In your copy, leave out the pictures and repeat the entries below exactly.

--- BEGIN ---

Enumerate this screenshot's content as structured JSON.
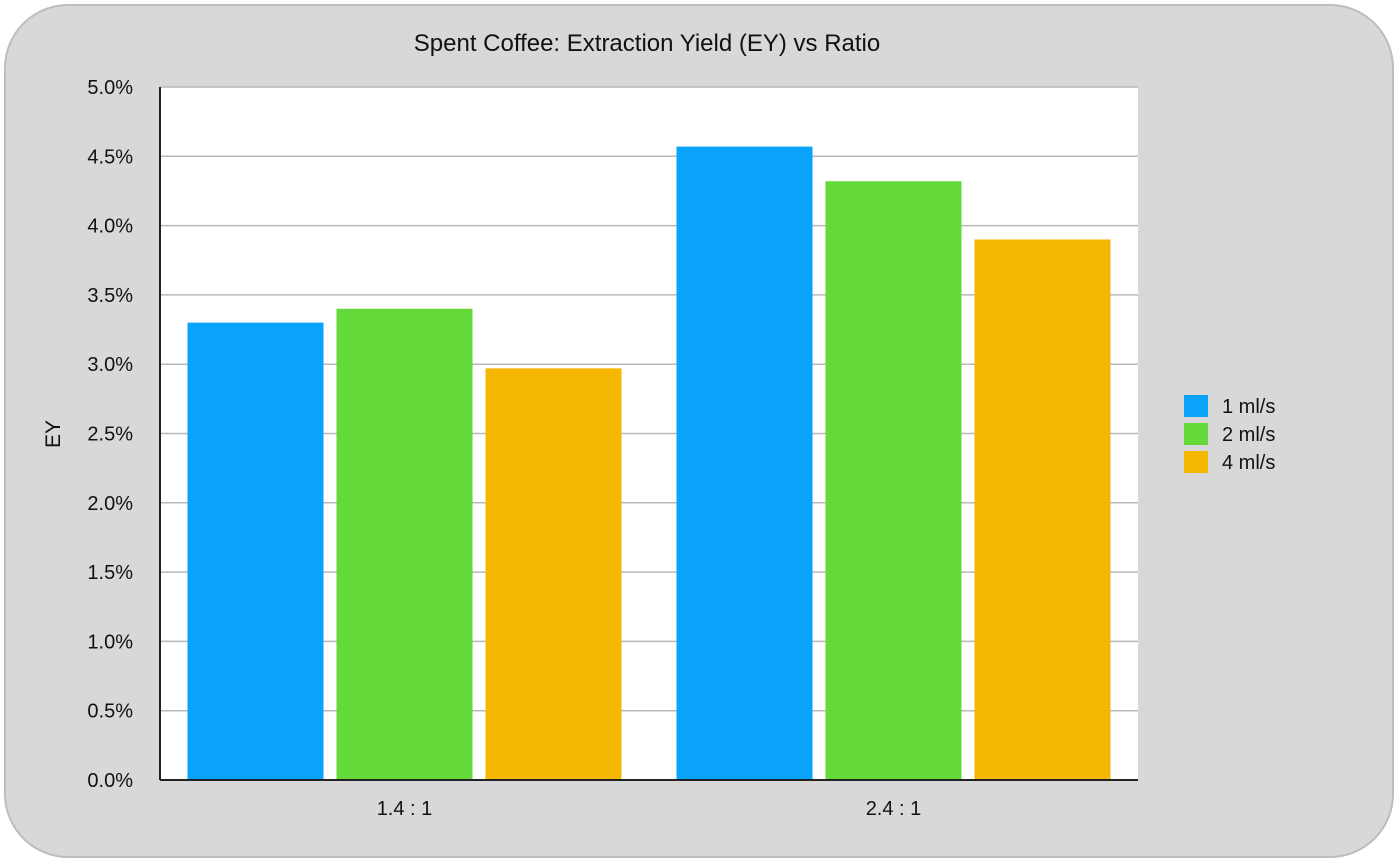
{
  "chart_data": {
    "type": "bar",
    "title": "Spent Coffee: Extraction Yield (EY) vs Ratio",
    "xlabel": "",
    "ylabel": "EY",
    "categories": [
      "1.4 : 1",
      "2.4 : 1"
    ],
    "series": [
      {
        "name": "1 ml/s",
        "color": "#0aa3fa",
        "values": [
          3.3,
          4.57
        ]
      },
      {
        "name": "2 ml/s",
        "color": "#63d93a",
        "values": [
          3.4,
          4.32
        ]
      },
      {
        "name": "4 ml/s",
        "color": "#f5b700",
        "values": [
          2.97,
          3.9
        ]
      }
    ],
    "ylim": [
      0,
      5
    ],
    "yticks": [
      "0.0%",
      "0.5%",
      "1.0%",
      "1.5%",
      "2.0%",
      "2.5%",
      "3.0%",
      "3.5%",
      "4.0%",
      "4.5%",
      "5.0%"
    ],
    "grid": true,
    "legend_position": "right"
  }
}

--- END ---

### Correct response
Enumerate this screenshot's content as structured JSON.
{
  "chart_data": {
    "type": "bar",
    "title": "Spent Coffee: Extraction Yield (EY) vs Ratio",
    "xlabel": "",
    "ylabel": "EY",
    "categories": [
      "1.4 : 1",
      "2.4 : 1"
    ],
    "series": [
      {
        "name": "1 ml/s",
        "color": "#0aa3fa",
        "values": [
          3.3,
          4.57
        ]
      },
      {
        "name": "2 ml/s",
        "color": "#63d93a",
        "values": [
          3.4,
          4.32
        ]
      },
      {
        "name": "4 ml/s",
        "color": "#f5b700",
        "values": [
          2.97,
          3.9
        ]
      }
    ],
    "ylim": [
      0,
      5
    ],
    "yticks": [
      "0.0%",
      "0.5%",
      "1.0%",
      "1.5%",
      "2.0%",
      "2.5%",
      "3.0%",
      "3.5%",
      "4.0%",
      "4.5%",
      "5.0%"
    ],
    "grid": true,
    "legend_position": "right"
  }
}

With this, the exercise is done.